#### RECORDS SHOWN

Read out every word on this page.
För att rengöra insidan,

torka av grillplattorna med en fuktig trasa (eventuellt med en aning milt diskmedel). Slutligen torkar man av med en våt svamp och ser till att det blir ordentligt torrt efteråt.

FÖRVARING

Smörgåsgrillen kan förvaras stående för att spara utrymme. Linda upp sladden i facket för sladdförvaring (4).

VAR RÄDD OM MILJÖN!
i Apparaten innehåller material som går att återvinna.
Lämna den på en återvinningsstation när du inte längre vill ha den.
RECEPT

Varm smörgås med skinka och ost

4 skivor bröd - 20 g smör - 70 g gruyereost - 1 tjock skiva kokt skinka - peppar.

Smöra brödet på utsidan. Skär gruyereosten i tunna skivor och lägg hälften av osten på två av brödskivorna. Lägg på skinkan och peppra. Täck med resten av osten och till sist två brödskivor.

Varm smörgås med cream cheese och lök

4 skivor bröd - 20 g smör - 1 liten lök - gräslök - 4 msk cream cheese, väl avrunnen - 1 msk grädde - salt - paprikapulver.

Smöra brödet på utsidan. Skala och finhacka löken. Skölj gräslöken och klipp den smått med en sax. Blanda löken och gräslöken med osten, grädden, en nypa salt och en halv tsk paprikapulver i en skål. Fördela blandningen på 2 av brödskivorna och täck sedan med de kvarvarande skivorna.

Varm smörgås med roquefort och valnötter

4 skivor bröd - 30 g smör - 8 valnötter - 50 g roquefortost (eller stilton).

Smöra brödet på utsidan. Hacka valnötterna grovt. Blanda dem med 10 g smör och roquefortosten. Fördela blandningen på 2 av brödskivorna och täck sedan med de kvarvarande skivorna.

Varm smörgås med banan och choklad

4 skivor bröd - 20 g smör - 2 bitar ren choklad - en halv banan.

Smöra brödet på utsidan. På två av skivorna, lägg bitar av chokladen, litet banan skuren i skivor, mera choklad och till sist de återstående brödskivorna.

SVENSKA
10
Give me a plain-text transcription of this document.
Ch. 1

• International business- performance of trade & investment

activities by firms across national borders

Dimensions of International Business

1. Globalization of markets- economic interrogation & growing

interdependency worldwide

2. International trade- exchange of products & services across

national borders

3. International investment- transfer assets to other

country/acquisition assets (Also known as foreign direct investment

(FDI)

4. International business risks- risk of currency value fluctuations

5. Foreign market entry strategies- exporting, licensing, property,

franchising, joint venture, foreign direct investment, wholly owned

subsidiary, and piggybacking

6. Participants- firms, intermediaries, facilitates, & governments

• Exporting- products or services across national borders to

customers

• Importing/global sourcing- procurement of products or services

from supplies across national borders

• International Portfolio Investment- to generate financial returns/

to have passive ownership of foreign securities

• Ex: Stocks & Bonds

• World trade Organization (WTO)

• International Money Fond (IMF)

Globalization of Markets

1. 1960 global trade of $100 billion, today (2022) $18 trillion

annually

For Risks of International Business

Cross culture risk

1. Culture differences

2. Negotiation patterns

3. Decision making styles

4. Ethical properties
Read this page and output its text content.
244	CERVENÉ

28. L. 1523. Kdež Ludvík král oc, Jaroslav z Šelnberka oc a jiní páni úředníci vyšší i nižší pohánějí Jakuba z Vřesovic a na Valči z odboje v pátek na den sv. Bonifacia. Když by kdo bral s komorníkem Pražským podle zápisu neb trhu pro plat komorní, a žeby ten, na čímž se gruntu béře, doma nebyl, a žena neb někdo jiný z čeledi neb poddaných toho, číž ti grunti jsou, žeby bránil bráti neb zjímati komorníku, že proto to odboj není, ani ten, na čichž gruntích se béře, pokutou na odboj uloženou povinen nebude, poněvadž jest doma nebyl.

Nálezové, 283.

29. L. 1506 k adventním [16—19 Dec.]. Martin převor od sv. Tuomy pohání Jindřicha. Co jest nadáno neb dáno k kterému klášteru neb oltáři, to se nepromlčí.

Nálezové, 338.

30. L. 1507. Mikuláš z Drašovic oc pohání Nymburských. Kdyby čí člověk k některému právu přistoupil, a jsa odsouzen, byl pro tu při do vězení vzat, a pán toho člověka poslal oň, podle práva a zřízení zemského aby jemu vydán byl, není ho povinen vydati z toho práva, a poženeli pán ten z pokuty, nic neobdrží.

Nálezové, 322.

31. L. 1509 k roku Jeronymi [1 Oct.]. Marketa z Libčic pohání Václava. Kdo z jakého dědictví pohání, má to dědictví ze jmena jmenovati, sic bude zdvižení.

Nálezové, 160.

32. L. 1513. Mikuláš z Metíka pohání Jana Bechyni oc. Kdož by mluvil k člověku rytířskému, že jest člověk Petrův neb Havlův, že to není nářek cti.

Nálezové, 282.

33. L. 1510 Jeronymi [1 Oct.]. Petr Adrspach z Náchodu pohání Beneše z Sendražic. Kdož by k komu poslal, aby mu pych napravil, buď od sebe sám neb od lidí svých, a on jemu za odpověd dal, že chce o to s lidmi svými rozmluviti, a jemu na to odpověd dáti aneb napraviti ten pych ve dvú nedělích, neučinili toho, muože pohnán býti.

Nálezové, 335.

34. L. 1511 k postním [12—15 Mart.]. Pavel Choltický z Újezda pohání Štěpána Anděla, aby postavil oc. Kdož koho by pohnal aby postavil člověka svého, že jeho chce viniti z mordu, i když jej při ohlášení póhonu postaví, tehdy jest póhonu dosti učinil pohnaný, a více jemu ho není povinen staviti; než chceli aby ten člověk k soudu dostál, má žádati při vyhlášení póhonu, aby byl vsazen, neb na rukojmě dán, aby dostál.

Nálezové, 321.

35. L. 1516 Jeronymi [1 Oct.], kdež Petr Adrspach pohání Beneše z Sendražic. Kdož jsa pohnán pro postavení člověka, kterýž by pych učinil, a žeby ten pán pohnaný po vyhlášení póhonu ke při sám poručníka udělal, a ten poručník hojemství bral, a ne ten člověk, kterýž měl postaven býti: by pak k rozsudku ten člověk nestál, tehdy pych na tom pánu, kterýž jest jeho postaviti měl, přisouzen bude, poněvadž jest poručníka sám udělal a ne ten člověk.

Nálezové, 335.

########

WORK TO DO
Your task is to extract all of the records exactly.

RESULT FOR THIS TASK
Read out every word on this page.
För att rengöra insidan,

torka av grillplattorna med en fuktig trasa (eventuellt med en aning milt diskmedel). Slutligen torkar man av med en våt svamp och ser till att det blir ordentligt torrt efteråt.

FÖRVARING

Smörgåsgrillen kan förvaras stående för att spara utrymme. Linda upp sladden i facket för sladdförvaring (4).

VAR RÄDD OM MILJÖN!
i Apparaten innehåller material som går att återvinna.
Lämna den på en återvinningsstation när du inte längre vill ha den.
RECEPT

Varm smörgås med skinka och ost

4 skivor bröd - 20 g smör - 70 g gruyereost - 1 tjock skiva kokt skinka - peppar.

Smöra brödet på utsidan. Skär gruyereosten i tunna skivor och lägg hälften av osten på två av brödskivorna. Lägg på skinkan och peppra. Täck med resten av osten och till sist två brödskivor.

Varm smörgås med cream cheese och lök

4 skivor bröd - 20 g smör - 1 liten lök - gräslök - 4 msk cream cheese, väl avrunnen - 1 msk grädde - salt - paprikapulver.

Smöra brödet på utsidan. Skala och finhacka löken. Skölj gräslöken och klipp den smått med en sax. Blanda löken och gräslöken med osten, grädden, en nypa salt och en halv tsk paprikapulver i en skål. Fördela blandningen på 2 av brödskivorna och täck sedan med de kvarvarande skivorna.

Varm smörgås med roquefort och valnötter

4 skivor bröd - 30 g smör - 8 valnötter - 50 g roquefortost (eller stilton).

Smöra brödet på utsidan. Hacka valnötterna grovt. Blanda dem med 10 g smör och roquefortosten. Fördela blandningen på 2 av brödskivorna och täck sedan med de kvarvarande skivorna.

Varm smörgås med banan och choklad

4 skivor bröd - 20 g smör - 2 bitar ren choklad - en halv banan.

Smöra brödet på utsidan. På två av skivorna, lägg bitar av chokladen, litet banan skuren i skivor, mera choklad och till sist de återstående brödskivorna.

SVENSKA
10
Give me a plain-text transcription of this document.
Ch. 1

• International business- performance of trade & investment

activities by firms across national borders

Dimensions of International Business

1. Globalization of markets- economic interrogation & growing

interdependency worldwide

2. International trade- exchange of products & services across

national borders

3. International investment- transfer assets to other

country/acquisition assets (Also known as foreign direct investment

(FDI)

4. International business risks- risk of currency value fluctuations

5. Foreign market entry strategies- exporting, licensing, property,

franchising, joint venture, foreign direct investment, wholly owned

subsidiary, and piggybacking

6. Participants- firms, intermediaries, facilitates, & governments

• Exporting- products or services across national borders to

customers

• Importing/global sourcing- procurement of products or services

from supplies across national borders

• International Portfolio Investment- to generate financial returns/

to have passive ownership of foreign securities

• Ex: Stocks & Bonds

• World trade Organization (WTO)

• International Money Fond (IMF)

Globalization of Markets

1. 1960 global trade of $100 billion, today (2022) $18 trillion

annually

For Risks of International Business

Cross culture risk

1. Culture differences

2. Negotiation patterns

3. Decision making styles

4. Ethical properties
Read this page and output its text content.
244	CERVENÉ

28. L. 1523. Kdež Ludvík král oc, Jaroslav z Šelnberka oc a jiní páni úředníci vyšší i nižší pohánějí Jakuba z Vřesovic a na Valči z odboje v pátek na den sv. Bonifacia. Když by kdo bral s komorníkem Pražským podle zápisu neb trhu pro plat komorní, a žeby ten, na čímž se gruntu béře, doma nebyl, a žena neb někdo jiný z čeledi neb poddaných toho, číž ti grunti jsou, žeby bránil bráti neb zjímati komorníku, že proto to odboj není, ani ten, na čichž gruntích se béře, pokutou na odboj uloženou povinen nebude, poněvadž jest doma nebyl.

Nálezové, 283.

29. L. 1506 k adventním [16—19 Dec.]. Martin převor od sv. Tuomy pohání Jindřicha. Co jest nadáno neb dáno k kterému klášteru neb oltáři, to se nepromlčí.

Nálezové, 338.

30. L. 1507. Mikuláš z Drašovic oc pohání Nymburských. Kdyby čí člověk k některému právu přistoupil, a jsa odsouzen, byl pro tu při do vězení vzat, a pán toho člověka poslal oň, podle práva a zřízení zemského aby jemu vydán byl, není ho povinen vydati z toho práva, a poženeli pán ten z pokuty, nic neobdrží.

Nálezové, 322.

31. L. 1509 k roku Jeronymi [1 Oct.]. Marketa z Libčic pohání Václava. Kdo z jakého dědictví pohání, má to dědictví ze jmena jmenovati, sic bude zdvižení.

Nálezové, 160.

32. L. 1513. Mikuláš z Metíka pohání Jana Bechyni oc. Kdož by mluvil k člověku rytířskému, že jest člověk Petrův neb Havlův, že to není nářek cti.

Nálezové, 282.

33. L. 1510 Jeronymi [1 Oct.]. Petr Adrspach z Náchodu pohání Beneše z Sendražic. Kdož by k komu poslal, aby mu pych napravil, buď od sebe sám neb od lidí svých, a on jemu za odpověd dal, že chce o to s lidmi svými rozmluviti, a jemu na to odpověd dáti aneb napraviti ten pych ve dvú nedělích, neučinili toho, muože pohnán býti.

Nálezové, 335.

34. L. 1511 k postním [12—15 Mart.]. Pavel Choltický z Újezda pohání Štěpána Anděla, aby postavil oc. Kdož koho by pohnal aby postavil člověka svého, že jeho chce viniti z mordu, i když jej při ohlášení póhonu postaví, tehdy jest póhonu dosti učinil pohnaný, a více jemu ho není povinen staviti; než chceli aby ten člověk k soudu dostál, má žádati při vyhlášení póhonu, aby byl vsazen, neb na rukojmě dán, aby dostál.

Nálezové, 321.

35. L. 1516 Jeronymi [1 Oct.], kdež Petr Adrspach pohání Beneše z Sendražic. Kdož jsa pohnán pro postavení člověka, kterýž by pych učinil, a žeby ten pán pohnaný po vyhlášení póhonu ke při sám poručníka udělal, a ten poručník hojemství bral, a ne ten člověk, kterýž měl postaven býti: by pak k rozsudku ten člověk nestál, tehdy pych na tom pánu, kterýž jest jeho postaviti měl, přisouzen bude, poněvadž jest poručníka sám udělal a ne ten člověk.

Nálezové, 335.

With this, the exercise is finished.